### Dataset rows about figures

— BEGIN —

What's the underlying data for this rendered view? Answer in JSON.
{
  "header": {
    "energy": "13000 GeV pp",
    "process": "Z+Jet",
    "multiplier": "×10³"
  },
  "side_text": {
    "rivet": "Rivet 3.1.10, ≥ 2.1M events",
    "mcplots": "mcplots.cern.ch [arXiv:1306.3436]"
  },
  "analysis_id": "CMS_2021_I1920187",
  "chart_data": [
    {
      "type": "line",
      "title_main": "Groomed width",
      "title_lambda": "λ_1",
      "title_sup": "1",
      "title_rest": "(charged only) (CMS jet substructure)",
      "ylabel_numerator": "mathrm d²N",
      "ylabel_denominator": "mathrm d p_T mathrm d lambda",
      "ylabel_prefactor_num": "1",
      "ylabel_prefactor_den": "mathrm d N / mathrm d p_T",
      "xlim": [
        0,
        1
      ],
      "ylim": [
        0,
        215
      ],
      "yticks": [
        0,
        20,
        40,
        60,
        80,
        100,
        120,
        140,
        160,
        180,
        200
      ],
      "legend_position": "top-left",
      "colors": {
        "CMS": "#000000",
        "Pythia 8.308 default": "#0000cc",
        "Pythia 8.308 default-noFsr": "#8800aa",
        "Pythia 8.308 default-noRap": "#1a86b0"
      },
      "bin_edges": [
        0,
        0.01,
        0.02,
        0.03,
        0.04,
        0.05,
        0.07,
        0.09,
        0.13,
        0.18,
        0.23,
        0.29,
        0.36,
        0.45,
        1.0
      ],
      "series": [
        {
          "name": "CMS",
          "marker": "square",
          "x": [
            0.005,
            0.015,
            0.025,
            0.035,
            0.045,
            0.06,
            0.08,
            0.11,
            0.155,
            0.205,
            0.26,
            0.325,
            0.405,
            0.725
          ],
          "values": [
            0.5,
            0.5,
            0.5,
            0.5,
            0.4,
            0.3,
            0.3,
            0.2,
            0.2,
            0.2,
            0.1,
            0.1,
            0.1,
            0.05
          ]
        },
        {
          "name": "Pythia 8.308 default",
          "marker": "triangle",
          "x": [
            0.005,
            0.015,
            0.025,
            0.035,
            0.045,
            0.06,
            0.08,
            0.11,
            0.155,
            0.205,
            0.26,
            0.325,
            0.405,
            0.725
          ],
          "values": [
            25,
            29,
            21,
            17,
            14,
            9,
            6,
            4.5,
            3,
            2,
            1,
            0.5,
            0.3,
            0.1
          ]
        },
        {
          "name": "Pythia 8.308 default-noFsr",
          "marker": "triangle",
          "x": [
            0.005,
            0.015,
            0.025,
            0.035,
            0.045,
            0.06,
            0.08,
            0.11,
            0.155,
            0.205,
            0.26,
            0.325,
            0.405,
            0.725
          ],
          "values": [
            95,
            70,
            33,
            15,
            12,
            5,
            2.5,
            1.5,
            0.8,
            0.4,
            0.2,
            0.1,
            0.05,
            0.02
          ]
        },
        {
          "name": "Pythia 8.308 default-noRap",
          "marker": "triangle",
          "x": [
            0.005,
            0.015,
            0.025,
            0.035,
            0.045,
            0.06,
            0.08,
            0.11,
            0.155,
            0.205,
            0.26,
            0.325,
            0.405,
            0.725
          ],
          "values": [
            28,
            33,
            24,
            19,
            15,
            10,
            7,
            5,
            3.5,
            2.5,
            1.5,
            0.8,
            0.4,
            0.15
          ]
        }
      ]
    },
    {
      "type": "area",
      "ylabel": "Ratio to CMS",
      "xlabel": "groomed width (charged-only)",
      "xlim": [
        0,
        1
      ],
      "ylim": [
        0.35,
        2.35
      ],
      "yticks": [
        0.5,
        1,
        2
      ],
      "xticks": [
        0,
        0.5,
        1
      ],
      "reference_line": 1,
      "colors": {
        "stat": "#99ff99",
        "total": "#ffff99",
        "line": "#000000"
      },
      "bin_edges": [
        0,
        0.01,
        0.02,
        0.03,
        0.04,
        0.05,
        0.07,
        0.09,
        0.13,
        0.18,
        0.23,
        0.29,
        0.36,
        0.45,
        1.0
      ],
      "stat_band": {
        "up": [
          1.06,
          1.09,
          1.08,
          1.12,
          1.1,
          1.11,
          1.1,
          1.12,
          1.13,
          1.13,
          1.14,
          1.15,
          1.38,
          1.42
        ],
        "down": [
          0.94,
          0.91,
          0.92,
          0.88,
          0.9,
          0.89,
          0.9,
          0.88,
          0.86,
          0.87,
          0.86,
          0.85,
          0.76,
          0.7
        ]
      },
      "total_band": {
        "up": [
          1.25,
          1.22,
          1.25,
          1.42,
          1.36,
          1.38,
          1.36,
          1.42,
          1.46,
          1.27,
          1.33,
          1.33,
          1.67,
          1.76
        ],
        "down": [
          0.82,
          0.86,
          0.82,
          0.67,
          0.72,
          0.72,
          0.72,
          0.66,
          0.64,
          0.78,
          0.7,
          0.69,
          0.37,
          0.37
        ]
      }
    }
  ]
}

— END —

Find the word "name" and list each line it appears in.

### Response to this exercise
          "name": "CMS",
          "name": "Pythia 8.308 default",
          "name": "Pythia 8.308 default-noFsr",
          "name": "Pythia 8.308 default-noRap",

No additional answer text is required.